__Work to be completed__.
Reply with one number only: the count of lines below that contain the word "jufqu".
>> BEGIN Extracted information
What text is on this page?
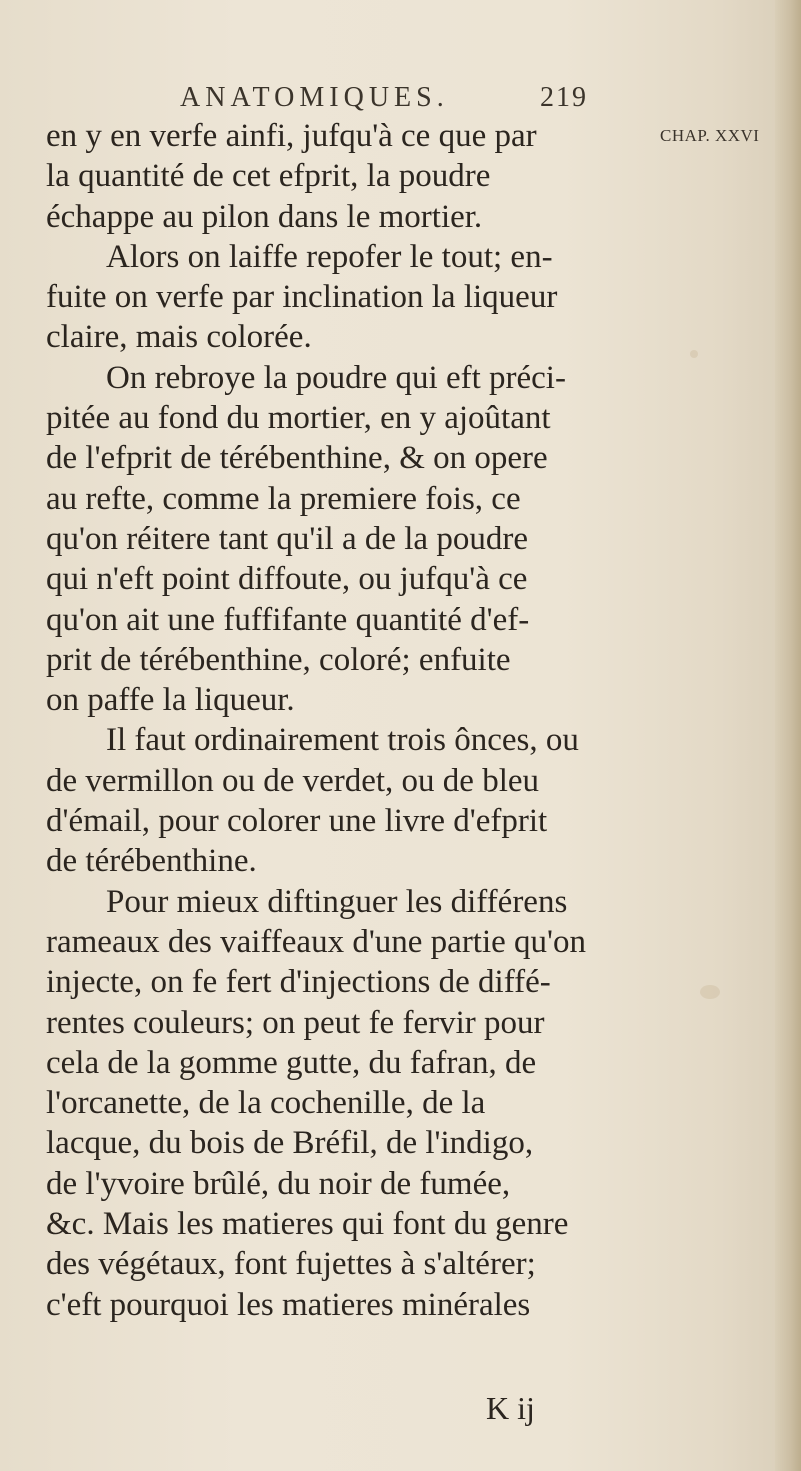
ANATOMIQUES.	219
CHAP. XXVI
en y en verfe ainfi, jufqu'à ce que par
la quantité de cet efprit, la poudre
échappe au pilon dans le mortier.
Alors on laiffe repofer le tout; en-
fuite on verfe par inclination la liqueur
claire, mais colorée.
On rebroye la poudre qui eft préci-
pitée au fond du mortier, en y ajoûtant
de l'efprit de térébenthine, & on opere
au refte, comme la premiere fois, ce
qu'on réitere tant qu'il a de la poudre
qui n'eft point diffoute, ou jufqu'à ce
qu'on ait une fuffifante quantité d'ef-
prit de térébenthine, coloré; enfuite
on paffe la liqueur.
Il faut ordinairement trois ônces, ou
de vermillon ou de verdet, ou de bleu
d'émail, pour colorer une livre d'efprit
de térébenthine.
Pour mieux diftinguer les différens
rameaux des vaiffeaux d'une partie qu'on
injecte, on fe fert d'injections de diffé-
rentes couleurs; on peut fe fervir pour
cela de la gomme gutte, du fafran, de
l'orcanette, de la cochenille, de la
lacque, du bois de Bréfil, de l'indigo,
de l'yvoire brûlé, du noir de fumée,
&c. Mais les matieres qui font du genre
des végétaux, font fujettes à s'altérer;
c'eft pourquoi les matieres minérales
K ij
>> END Extracted information
>> BEGIN Extracted information
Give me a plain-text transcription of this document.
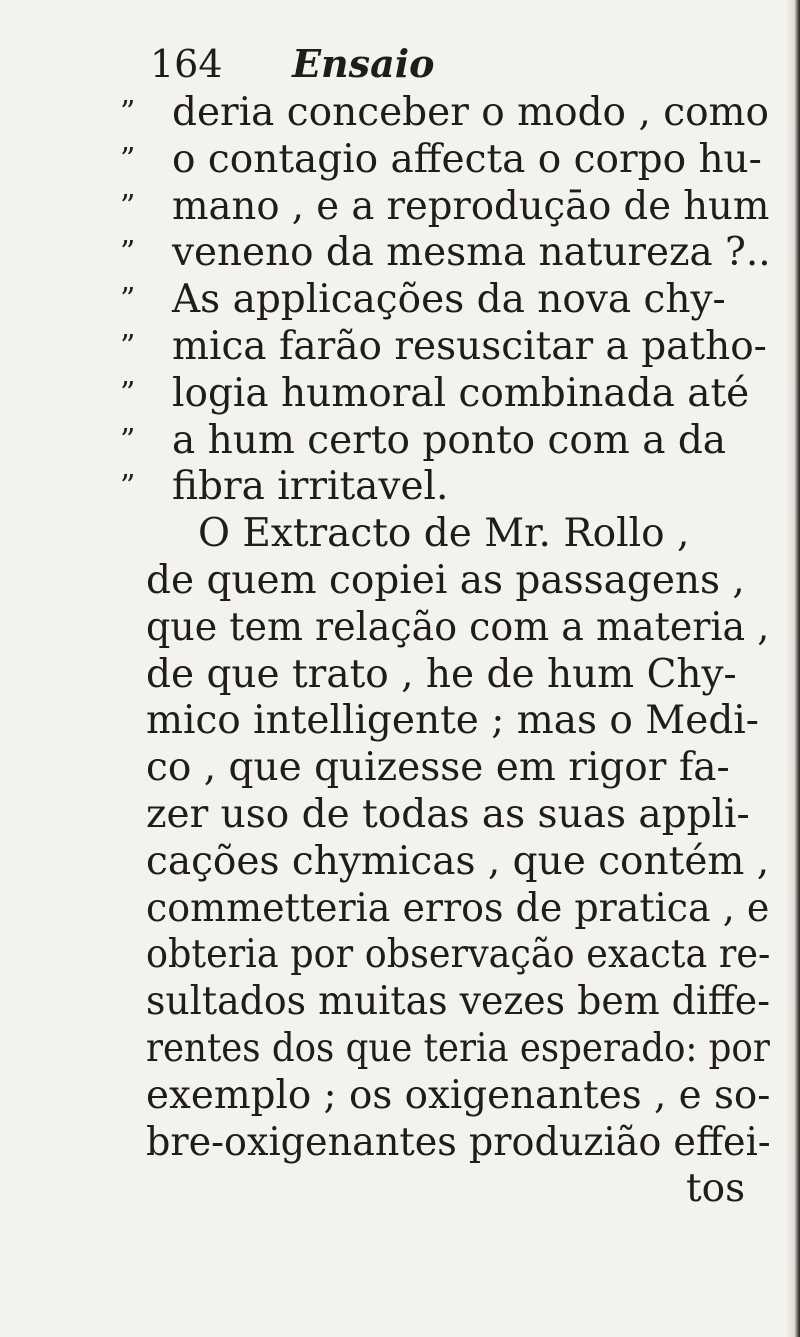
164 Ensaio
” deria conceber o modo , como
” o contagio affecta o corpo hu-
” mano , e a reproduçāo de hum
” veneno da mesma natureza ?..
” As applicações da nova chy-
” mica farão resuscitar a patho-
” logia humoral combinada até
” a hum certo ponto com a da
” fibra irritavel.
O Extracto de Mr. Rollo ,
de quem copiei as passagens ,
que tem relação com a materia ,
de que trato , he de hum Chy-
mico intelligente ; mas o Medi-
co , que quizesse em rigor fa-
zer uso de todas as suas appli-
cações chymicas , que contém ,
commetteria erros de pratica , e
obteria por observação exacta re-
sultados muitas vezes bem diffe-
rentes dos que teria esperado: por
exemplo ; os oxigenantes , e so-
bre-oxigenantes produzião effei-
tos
>> END Extracted information
__Task response__.
2